# STATED PROBLEM
Reproduce exactly the lines from the one that holds "What text is on this page?" through the last line of the entries, both ends included, but not the pictures.

[Saved entries]
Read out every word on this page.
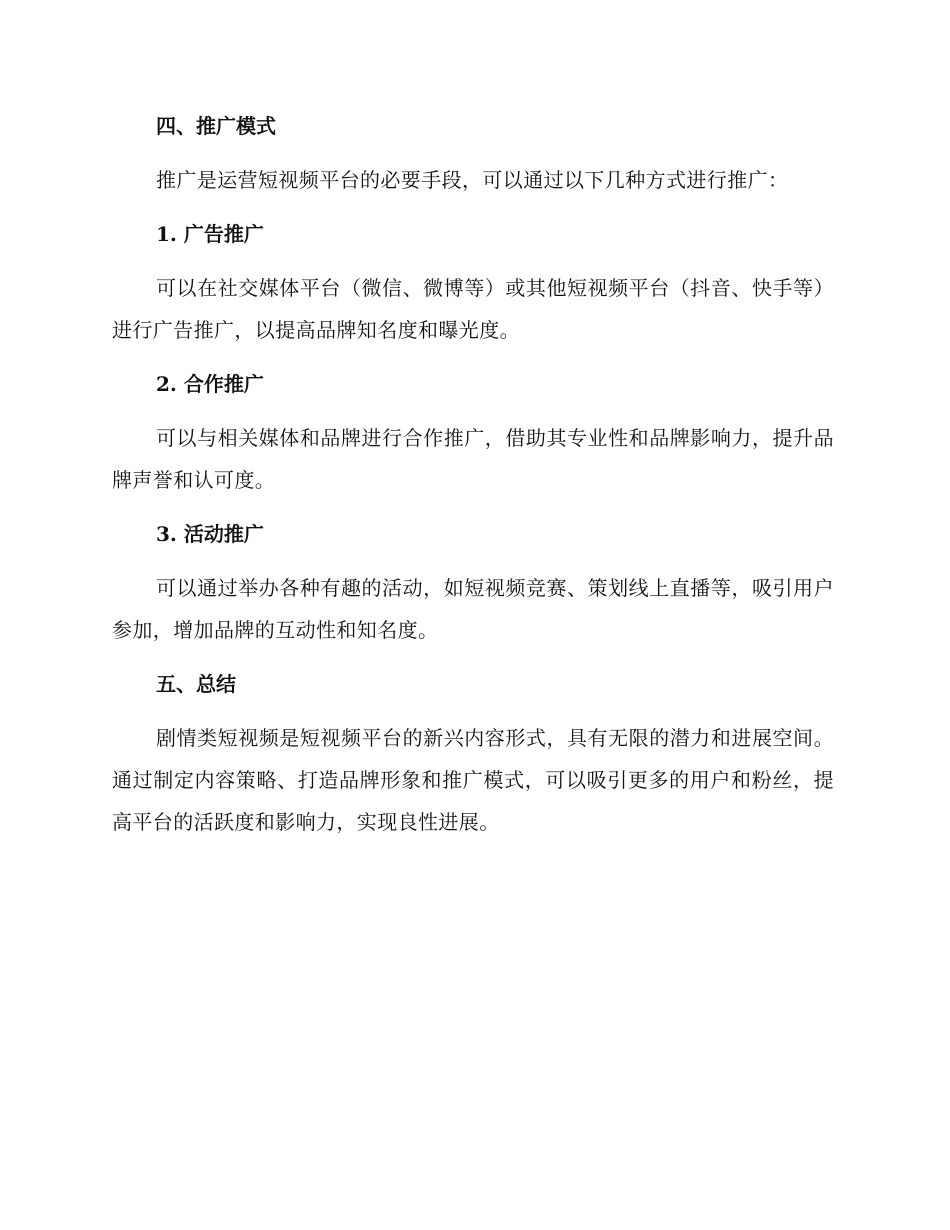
四、推广模式

推广是运营短视频平台的必要手段，可以通过以下几种方式进行推广：

1. 广告推广

可以在社交媒体平台（微信、微博等）或其他短视频平台（抖音、快手等）进行广告推广，以提高品牌知名度和曝光度。

2. 合作推广

可以与相关媒体和品牌进行合作推广，借助其专业性和品牌影响力，提升品牌声誉和认可度。

3. 活动推广

可以通过举办各种有趣的活动，如短视频竞赛、策划线上直播等，吸引用户参加，增加品牌的互动性和知名度。

五、总结

剧情类短视频是短视频平台的新兴内容形式，具有无限的潜力和进展空间。通过制定内容策略、打造品牌形象和推广模式，可以吸引更多的用户和粉丝，提高平台的活跃度和影响力，实现良性进展。
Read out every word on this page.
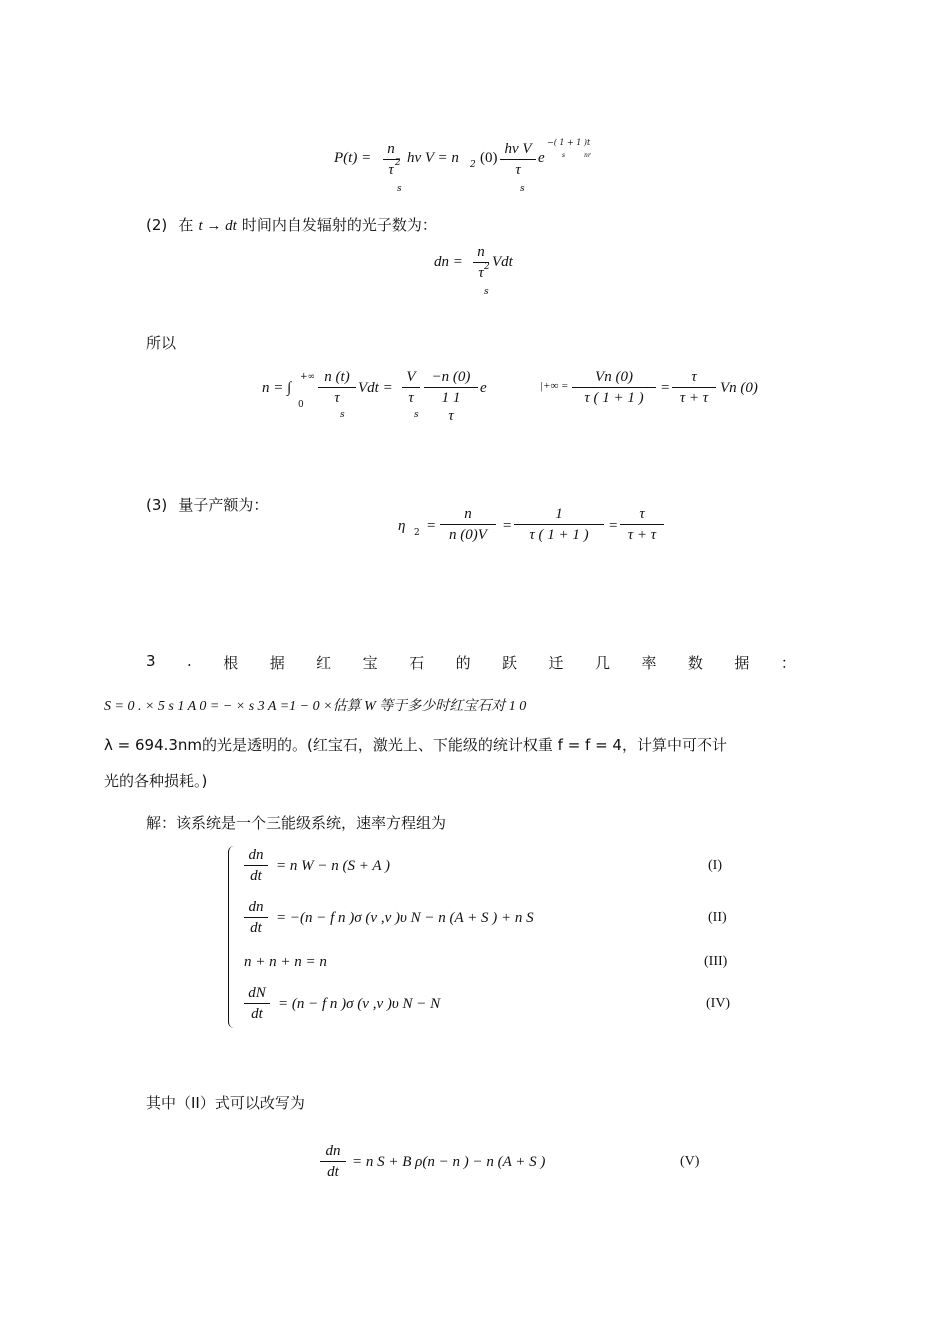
P(t) =
n
τ 2
s
hν V = n 2 (0)
hν V
τ
s
e
−( 1 + 1 )t
s	nr
(2) 在 t → dt 时间内自发辐射的光子数为：
dn =
n
τ 2
s
Vdt
所以
n = ∫
+∞
0
n (t)
τ
s
Vdt =
V
τ
s
−n (0)
1 1
τ
e	|+∞ =
Vn (0)
τ ( 1 + 1 )
=
τ
τ + τ
Vn (0)
(3) 量子产额为：
η 2 =
n
n (0)V
=
1
τ ( 1 + 1 )
=
τ
τ + τ
3 . 根 据 红 宝 石 的 跃 迁 几 率 数 据 ：
S = 0 . × 5 s 1 A 0 = − × s 3 A =1 − 0 ×估算 W 等于多少时红宝石对 1 0
λ = 694.3nm的光是透明的。(红宝石，激光上、下能级的统计权重 f = f = 4，计算中可不计
光的各种损耗。)
解：该系统是一个三能级系统，速率方程组为
dn
dt
= n W − n (S + A )	(I)
dn
dt
= −(n − f n )σ (ν ,ν )υ N − n (A + S ) + n S	(II)
n + n + n = n	(III)
dN
dt
= (n − f n )σ (ν ,ν )υ N − N	(IV)
其中（II）式可以改写为
dn
dt
= n S + B ρ(n − n ) − n (A + S )	(V)
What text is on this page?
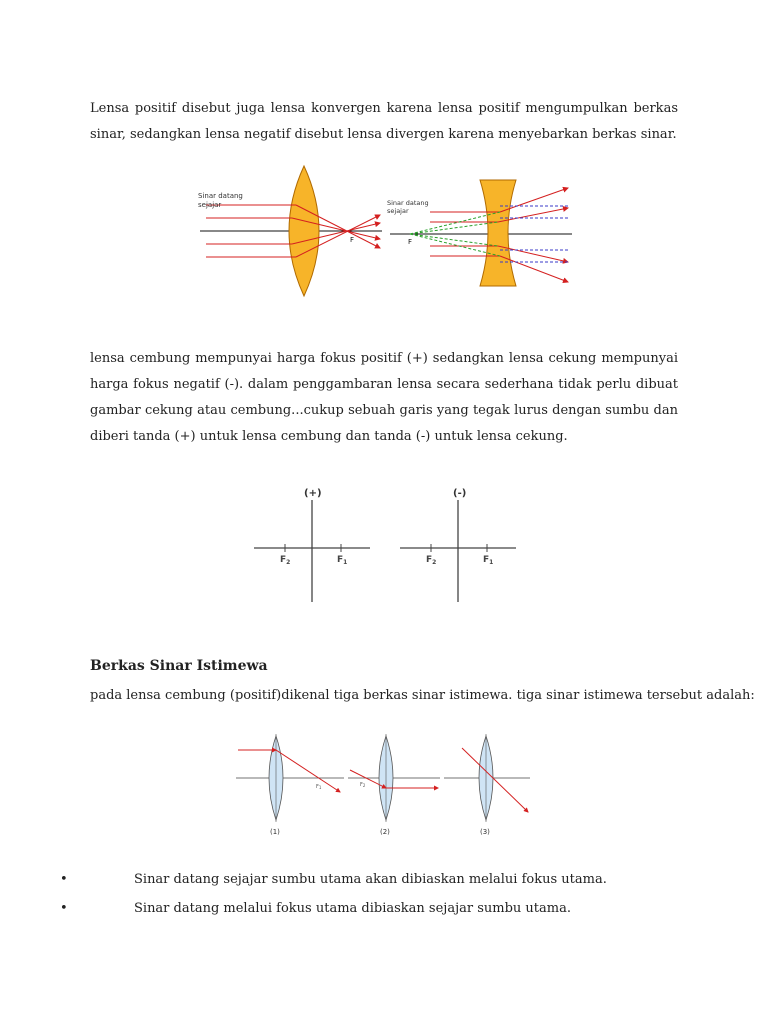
Lensa positif disebut juga lensa konvergen karena lensa positif mengumpulkan berkas sinar, sedangkan lensa negatif disebut lensa divergen karena menyebarkan berkas sinar.
Sinar datang
sejajar
F
Sinar datang
sejajar
F
lensa cembung mempunyai harga fokus positif (+) sedangkan lensa cekung mempunyai harga fokus negatif (-). dalam penggambaran lensa secara sederhana tidak perlu dibuat gambar cekung atau cembung...cukup sebuah garis yang tegak lurus dengan sumbu dan diberi tanda (+) untuk lensa cembung dan tanda (-) untuk lensa cekung.
(+)
$F_2$	$F_1$
(-)
$F_2$	$F_1$
Berkas Sinar Istimewa
pada lensa cembung (positif)dikenal tiga berkas sinar istimewa. tiga sinar istimewa tersebut adalah:
$F_1$
(1)
$F_2$
(2)	(3)
•	Sinar datang sejajar sumbu utama akan dibiaskan melalui fokus utama.
•	Sinar datang melalui fokus utama dibiaskan sejajar sumbu utama.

# COMPLETED TASK
What text is on this page?
Lensa positif disebut juga lensa konvergen karena lensa positif mengumpulkan berkas sinar, sedangkan lensa negatif disebut lensa divergen karena menyebarkan berkas sinar.
Sinar datang
sejajar
F
Sinar datang
sejajar
F
lensa cembung mempunyai harga fokus positif (+) sedangkan lensa cekung mempunyai harga fokus negatif (-). dalam penggambaran lensa secara sederhana tidak perlu dibuat gambar cekung atau cembung...cukup sebuah garis yang tegak lurus dengan sumbu dan diberi tanda (+) untuk lensa cembung dan tanda (-) untuk lensa cekung.
(+)
$F_2$	$F_1$
(-)
$F_2$	$F_1$
Berkas Sinar Istimewa
pada lensa cembung (positif)dikenal tiga berkas sinar istimewa. tiga sinar istimewa tersebut adalah:
$F_1$
(1)
$F_2$
(2)	(3)
•	Sinar datang sejajar sumbu utama akan dibiaskan melalui fokus utama.
•	Sinar datang melalui fokus utama dibiaskan sejajar sumbu utama.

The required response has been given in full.